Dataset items
━━━━━━

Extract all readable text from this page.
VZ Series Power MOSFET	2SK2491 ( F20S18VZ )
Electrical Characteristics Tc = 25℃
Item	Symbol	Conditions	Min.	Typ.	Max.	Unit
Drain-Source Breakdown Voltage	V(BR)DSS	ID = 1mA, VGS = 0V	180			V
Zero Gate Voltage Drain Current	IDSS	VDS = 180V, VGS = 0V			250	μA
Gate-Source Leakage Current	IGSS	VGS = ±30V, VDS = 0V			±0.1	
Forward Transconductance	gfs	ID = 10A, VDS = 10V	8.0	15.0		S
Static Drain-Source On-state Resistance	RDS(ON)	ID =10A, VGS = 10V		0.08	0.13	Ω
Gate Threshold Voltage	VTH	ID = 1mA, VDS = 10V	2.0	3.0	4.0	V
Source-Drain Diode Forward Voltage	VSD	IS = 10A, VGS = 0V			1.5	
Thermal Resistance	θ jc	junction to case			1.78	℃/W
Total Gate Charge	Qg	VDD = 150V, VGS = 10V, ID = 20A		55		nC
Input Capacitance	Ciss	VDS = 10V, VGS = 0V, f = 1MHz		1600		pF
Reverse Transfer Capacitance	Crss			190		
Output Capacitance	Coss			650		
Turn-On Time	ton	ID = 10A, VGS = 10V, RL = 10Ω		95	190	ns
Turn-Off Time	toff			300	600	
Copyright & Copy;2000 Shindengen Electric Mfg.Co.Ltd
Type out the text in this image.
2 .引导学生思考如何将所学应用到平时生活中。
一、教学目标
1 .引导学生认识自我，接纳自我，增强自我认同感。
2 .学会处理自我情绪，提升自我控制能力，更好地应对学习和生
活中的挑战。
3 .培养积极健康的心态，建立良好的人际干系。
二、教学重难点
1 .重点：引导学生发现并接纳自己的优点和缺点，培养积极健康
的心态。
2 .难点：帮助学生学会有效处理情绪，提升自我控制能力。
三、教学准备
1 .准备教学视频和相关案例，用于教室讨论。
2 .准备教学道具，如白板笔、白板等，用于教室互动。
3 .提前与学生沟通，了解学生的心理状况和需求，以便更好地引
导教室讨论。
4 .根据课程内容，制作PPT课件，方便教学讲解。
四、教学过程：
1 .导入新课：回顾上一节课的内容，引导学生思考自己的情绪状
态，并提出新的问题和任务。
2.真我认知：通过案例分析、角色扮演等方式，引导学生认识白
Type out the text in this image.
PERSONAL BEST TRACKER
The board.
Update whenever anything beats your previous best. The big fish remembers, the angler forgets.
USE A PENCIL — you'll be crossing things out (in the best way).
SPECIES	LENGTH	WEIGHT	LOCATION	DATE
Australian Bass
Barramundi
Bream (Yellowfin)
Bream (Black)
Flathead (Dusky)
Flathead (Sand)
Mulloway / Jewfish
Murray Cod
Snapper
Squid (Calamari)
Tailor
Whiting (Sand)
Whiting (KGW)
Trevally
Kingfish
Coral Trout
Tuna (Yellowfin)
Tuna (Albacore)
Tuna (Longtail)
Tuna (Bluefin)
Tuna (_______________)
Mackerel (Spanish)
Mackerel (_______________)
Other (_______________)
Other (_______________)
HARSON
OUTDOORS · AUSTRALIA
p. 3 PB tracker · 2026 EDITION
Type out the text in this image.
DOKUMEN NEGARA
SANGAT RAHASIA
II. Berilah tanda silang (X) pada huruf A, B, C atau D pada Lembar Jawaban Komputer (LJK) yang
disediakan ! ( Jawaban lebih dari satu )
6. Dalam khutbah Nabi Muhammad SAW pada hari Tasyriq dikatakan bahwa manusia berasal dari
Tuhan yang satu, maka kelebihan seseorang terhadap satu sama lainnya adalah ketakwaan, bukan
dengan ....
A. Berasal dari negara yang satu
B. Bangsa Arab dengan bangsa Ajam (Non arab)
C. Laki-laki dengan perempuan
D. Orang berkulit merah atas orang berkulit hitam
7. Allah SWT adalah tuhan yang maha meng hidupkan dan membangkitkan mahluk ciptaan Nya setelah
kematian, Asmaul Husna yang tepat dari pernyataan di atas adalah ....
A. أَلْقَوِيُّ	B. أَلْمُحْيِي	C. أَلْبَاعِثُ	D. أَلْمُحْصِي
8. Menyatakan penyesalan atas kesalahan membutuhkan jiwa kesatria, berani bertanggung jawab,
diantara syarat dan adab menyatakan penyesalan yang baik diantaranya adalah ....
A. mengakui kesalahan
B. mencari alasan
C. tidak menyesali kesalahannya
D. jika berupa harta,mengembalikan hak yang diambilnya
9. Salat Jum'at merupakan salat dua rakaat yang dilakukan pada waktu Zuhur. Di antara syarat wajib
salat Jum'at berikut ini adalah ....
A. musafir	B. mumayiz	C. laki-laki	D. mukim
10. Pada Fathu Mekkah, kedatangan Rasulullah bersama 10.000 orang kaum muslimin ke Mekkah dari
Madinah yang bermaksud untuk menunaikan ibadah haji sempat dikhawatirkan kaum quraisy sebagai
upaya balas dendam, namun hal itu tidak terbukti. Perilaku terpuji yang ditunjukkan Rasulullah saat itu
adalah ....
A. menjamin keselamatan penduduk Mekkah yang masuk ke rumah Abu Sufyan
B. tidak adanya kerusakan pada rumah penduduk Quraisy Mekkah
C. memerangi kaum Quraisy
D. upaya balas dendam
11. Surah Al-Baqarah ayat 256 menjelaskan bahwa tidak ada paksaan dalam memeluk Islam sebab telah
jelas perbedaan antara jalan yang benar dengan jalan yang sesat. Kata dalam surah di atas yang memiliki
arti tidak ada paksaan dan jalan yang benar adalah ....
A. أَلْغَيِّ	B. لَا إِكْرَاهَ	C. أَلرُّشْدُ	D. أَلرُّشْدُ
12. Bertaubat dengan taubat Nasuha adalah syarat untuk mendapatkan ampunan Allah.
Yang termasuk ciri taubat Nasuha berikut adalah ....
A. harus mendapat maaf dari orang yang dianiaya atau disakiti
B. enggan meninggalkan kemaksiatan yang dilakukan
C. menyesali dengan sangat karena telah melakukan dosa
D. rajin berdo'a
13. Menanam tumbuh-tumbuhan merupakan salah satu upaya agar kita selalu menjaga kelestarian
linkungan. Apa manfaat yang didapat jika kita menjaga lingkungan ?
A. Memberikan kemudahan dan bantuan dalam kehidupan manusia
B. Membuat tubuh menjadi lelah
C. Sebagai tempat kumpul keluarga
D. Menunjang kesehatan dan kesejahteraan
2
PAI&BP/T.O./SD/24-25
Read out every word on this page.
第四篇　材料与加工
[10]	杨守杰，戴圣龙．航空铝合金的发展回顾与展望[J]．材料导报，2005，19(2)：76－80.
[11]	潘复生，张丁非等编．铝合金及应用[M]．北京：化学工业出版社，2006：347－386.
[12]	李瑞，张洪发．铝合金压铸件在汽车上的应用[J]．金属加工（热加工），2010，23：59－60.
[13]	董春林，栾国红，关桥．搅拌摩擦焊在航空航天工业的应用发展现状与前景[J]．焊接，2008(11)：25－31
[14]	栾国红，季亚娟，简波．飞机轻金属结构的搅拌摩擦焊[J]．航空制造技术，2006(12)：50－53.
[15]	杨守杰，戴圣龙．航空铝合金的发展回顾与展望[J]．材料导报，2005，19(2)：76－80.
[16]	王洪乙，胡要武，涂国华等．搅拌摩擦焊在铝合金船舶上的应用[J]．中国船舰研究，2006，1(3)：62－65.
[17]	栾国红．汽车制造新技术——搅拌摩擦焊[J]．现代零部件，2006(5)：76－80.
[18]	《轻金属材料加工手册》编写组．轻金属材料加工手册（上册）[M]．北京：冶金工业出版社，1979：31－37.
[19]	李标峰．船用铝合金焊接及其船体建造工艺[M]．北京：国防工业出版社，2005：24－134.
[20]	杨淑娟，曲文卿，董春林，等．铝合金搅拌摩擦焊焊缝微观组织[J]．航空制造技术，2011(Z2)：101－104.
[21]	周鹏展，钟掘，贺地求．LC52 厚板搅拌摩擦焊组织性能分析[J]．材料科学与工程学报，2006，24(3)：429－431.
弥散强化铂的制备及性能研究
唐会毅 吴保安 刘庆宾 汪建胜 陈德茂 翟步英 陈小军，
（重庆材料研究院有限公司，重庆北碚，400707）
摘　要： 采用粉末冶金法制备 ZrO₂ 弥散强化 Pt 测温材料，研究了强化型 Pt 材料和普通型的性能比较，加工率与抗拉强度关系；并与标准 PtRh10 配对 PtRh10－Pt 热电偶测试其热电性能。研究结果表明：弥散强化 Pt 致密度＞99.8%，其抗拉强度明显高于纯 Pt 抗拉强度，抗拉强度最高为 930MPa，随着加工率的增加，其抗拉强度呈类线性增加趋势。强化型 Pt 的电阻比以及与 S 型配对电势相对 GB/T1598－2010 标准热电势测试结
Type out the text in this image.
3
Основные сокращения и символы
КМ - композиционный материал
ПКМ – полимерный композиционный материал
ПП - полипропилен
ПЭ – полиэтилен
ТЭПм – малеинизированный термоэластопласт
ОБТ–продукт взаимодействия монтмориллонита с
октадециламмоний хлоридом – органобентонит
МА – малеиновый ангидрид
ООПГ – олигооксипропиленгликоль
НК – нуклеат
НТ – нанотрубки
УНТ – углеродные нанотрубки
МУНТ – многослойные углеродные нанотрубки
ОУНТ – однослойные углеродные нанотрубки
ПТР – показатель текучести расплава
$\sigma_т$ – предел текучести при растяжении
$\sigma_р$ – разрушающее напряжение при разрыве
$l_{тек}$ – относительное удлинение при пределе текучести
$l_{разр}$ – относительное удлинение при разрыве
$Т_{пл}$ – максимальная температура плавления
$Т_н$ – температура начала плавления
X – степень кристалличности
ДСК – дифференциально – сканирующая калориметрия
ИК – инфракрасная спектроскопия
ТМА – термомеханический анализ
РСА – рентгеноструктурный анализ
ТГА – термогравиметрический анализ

━━━━━━

→ **TASK GOAL**
Report the number of lines holding the string "penduduk", without any other words.

→ **SOLVED EXERCISE**
2